* PASSAGE:
|---|

Skip to main content

Nonlinear interactions between fluid flows inside and outside of sea ice

Academic lead
Srikanth Toppaladoddi, Mathematics
Co-supervisor(s)
Andrew Ross, Earth and Environment, Sam Pegler, Maths
Project themes
Environmental Flows, Geophysical and Astrophysical Flows

Arctic sea ice influences the Earth’s radiation budget through its relatively large albedo, and thus plays an important role in the Earth’s climate system. Hence, predicting changes in the ice cover is crucial to the study of Earth’s climate. The ice-ocean interactions have a controlling effect on the evolution of the ice cover, and the proposed project aims to study these. Specifically, the project will be focussed on the coupling between fluid flows inside and outside of sea ice, which is a reactive porous medium (mushy layer). This coupling controls the transport of salt and heat to the mush-liquid interface, which plays a crucial role in the growth of sea ice. The dynamics of sea ice, and mushy layers generally, forced by an exterior flow remains an open problem in fundamental fluid mechanics. It presents a rich mathematical system to explore, with significant implications for understanding a key aspect of the climate system. The proposal of this project is to develop new analytical and numerical methods to address this problem.

The project will use a combination of direct numerical simulations and mathematical theory to gain an in-depth understanding of these nonlinear interactions and then use this to develop simplified mathematical models for these transport processes. A combination of Lattice Boltzmann and enthalpy methods will be used to simulate the flows. (See figures 1 & 2 for a simulation of fluid flow over pure ice using these numerical techniques.) Furthermore, the mathematical models developed as a part of this project will have an impact on the representation of these processes in the large-scale climate models.

|---|

* TASK STATEMENT: Print the text of the sea ice project description between "Skip to main" and "Co-supervisor(s)", inclusive. The entries that come next are separate material and are not part of the sea ice project description.

|---|

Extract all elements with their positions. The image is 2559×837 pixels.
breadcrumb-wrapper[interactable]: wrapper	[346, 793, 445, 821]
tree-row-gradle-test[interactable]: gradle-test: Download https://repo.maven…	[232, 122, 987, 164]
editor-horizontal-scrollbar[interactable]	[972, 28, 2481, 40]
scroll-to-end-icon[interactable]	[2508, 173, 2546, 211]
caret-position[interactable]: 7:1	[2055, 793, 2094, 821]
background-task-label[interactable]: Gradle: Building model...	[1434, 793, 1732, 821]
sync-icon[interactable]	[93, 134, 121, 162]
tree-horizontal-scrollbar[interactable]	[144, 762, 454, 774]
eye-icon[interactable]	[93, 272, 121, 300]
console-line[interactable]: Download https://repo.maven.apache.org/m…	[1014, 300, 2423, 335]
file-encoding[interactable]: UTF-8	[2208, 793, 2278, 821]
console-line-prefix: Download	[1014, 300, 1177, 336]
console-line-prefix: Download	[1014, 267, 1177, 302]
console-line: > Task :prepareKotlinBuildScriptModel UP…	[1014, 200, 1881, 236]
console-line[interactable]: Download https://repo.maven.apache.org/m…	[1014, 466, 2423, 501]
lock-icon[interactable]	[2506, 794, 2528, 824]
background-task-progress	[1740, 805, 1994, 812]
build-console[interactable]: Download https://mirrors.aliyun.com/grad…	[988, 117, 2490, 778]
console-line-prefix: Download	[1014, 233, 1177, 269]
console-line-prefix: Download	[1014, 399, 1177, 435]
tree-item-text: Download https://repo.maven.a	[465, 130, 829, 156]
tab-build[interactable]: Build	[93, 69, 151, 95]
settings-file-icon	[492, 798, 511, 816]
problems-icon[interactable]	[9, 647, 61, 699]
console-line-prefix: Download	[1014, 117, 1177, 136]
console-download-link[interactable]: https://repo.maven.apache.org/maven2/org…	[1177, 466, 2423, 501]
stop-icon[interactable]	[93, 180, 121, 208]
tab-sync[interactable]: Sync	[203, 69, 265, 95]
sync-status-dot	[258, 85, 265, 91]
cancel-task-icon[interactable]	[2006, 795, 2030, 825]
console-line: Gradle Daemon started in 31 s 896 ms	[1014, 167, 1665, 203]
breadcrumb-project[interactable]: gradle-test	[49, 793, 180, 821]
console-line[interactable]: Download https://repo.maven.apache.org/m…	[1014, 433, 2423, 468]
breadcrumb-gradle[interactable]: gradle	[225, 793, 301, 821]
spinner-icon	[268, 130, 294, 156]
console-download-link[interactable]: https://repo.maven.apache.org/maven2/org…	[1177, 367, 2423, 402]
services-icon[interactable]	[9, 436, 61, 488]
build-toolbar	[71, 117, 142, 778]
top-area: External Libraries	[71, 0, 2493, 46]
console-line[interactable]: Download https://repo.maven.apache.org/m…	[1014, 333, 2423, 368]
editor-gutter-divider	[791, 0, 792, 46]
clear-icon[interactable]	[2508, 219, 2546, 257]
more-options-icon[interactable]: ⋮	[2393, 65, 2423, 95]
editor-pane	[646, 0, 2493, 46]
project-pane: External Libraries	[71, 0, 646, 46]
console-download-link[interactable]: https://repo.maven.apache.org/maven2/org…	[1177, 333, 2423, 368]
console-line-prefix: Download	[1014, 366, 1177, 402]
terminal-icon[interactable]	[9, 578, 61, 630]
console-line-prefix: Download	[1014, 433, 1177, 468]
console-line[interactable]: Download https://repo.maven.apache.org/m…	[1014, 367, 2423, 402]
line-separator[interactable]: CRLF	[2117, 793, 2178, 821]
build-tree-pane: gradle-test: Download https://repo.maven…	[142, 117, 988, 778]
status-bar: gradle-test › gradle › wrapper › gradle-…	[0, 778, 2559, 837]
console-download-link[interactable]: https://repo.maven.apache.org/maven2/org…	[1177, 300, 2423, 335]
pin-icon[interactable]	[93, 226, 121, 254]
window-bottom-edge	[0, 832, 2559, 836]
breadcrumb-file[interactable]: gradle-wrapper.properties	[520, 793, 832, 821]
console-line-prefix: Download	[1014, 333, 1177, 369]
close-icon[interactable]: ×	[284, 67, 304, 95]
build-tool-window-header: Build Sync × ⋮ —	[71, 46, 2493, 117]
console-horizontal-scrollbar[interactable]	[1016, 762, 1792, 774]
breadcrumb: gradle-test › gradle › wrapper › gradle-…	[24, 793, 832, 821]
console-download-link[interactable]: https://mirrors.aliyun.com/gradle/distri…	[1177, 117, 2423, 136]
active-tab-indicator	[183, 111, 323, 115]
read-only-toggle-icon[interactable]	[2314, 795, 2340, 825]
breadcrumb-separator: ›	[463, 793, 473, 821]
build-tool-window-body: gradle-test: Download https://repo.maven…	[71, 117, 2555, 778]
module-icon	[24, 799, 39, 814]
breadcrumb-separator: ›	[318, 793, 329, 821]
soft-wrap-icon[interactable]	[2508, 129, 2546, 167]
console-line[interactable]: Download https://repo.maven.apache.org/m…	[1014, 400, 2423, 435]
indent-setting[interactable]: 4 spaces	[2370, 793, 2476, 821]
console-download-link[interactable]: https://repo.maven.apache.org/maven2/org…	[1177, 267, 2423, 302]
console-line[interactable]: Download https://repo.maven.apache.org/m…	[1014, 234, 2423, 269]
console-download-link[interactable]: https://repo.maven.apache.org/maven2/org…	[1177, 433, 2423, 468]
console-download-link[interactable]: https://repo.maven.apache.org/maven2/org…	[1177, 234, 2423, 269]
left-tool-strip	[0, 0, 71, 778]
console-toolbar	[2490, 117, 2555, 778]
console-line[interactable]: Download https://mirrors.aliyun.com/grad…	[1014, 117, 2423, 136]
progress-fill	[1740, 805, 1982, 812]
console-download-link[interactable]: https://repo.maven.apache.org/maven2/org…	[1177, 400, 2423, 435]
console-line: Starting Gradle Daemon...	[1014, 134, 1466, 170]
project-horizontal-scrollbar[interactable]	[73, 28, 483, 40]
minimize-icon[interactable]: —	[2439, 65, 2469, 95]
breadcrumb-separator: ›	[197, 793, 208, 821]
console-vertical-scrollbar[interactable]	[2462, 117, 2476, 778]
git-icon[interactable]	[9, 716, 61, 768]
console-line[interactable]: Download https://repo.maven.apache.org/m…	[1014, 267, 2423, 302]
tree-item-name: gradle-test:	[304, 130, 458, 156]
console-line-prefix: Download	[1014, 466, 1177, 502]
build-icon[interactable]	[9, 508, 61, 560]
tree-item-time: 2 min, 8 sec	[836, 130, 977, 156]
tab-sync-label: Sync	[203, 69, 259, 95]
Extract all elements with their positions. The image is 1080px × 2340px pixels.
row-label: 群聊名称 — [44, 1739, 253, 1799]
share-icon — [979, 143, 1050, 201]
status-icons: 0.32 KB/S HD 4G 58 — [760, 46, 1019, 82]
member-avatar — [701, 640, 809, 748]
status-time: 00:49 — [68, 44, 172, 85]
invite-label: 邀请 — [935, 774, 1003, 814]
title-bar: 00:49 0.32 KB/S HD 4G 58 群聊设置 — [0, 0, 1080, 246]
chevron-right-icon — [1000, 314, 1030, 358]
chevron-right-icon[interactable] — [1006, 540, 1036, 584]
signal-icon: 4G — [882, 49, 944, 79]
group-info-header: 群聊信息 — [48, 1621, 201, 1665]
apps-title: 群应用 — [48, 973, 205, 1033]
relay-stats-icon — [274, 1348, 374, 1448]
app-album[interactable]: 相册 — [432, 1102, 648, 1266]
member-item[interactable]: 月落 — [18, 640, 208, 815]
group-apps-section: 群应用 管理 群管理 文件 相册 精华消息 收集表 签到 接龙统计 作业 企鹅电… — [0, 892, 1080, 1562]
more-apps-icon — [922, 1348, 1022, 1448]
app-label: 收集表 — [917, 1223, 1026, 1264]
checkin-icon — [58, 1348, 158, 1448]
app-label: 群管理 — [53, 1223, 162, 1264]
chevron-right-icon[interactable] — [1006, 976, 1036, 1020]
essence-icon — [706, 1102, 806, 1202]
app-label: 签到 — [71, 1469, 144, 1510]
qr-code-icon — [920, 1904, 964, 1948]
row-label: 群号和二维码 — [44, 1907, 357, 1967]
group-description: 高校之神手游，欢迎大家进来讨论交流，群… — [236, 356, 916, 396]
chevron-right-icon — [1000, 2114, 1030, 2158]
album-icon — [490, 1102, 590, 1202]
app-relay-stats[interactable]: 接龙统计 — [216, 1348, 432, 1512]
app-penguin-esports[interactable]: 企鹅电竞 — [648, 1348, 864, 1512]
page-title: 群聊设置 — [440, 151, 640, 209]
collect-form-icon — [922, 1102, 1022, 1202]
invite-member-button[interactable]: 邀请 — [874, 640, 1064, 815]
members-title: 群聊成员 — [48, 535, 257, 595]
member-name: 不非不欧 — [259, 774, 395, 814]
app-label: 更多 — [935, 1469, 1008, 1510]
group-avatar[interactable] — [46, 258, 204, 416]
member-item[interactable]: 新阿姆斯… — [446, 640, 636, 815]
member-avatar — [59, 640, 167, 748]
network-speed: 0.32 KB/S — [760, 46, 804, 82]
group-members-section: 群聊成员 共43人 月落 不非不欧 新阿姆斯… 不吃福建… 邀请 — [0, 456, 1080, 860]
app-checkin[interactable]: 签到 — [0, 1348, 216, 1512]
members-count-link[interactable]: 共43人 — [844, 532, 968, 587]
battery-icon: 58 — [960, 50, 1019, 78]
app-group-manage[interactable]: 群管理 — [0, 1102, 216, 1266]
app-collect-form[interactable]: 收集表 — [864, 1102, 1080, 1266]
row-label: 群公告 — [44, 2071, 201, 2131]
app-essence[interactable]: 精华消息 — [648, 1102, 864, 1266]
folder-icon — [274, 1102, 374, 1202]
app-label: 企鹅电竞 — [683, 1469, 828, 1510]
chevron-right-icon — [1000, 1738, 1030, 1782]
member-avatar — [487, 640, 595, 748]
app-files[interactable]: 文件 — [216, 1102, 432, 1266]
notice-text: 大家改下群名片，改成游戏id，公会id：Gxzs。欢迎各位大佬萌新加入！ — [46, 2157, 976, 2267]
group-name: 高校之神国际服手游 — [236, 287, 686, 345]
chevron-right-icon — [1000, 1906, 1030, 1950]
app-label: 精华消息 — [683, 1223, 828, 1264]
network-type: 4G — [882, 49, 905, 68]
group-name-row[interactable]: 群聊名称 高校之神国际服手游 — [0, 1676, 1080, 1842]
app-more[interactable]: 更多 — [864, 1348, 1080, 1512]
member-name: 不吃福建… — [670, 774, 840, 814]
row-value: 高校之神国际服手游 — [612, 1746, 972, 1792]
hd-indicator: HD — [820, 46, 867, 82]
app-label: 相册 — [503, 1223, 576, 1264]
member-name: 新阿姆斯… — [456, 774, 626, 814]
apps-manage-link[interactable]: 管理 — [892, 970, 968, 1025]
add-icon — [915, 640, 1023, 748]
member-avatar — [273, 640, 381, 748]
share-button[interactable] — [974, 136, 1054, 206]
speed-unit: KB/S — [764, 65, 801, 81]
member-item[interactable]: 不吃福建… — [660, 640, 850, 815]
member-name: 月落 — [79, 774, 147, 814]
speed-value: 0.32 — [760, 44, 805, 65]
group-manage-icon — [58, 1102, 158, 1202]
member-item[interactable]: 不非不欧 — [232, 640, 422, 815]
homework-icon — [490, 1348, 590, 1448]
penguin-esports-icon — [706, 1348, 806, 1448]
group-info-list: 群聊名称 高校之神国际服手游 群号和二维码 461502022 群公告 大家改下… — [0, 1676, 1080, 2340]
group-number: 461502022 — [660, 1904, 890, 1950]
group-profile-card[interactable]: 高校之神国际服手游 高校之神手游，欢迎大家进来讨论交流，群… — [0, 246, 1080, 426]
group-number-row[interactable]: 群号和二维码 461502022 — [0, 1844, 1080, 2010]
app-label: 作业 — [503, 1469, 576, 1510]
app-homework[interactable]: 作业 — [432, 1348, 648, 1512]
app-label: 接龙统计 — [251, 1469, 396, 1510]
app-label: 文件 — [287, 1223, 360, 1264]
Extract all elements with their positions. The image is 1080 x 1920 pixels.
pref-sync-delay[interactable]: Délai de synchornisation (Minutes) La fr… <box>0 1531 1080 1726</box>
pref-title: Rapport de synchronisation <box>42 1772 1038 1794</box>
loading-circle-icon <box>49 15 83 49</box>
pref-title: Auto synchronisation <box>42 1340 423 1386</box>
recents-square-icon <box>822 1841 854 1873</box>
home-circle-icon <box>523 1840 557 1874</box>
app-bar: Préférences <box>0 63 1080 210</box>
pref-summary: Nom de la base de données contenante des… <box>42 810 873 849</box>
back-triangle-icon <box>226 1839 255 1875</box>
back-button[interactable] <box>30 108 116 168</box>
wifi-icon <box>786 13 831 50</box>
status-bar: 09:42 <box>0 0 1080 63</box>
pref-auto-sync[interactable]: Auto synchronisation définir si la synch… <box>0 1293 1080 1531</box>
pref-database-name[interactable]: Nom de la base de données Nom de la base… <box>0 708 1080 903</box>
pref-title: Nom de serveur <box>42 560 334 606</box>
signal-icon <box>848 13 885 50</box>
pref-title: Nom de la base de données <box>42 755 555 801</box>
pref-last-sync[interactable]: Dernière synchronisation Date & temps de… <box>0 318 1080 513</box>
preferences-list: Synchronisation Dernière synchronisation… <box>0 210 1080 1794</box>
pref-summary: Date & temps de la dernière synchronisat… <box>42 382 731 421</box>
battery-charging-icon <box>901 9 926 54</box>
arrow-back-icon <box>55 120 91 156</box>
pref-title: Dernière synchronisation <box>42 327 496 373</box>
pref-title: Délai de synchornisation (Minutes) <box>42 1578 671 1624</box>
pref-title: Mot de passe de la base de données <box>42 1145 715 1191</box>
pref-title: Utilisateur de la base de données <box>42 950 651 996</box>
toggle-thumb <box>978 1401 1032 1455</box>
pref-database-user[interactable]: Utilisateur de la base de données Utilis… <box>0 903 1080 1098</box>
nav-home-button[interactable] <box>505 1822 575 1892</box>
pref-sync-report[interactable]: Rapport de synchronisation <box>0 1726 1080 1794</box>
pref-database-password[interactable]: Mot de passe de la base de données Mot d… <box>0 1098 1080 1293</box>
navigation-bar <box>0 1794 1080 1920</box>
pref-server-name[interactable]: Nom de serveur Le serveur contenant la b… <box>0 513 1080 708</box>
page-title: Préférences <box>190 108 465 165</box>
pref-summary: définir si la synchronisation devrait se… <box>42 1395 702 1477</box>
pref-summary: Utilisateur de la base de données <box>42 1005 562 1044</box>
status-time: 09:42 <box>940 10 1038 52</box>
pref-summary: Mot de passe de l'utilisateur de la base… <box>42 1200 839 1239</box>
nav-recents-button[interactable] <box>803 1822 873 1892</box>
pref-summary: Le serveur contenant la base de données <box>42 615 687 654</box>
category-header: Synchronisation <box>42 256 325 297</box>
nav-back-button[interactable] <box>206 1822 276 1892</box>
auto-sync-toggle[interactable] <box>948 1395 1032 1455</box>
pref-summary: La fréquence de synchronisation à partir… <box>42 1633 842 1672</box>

|---|

* SOLUTION:
Skip to main content

Nonlinear interactions between fluid flows inside and outside of sea ice

Academic lead
Srikanth Toppaladoddi, Mathematics
Co-supervisor(s)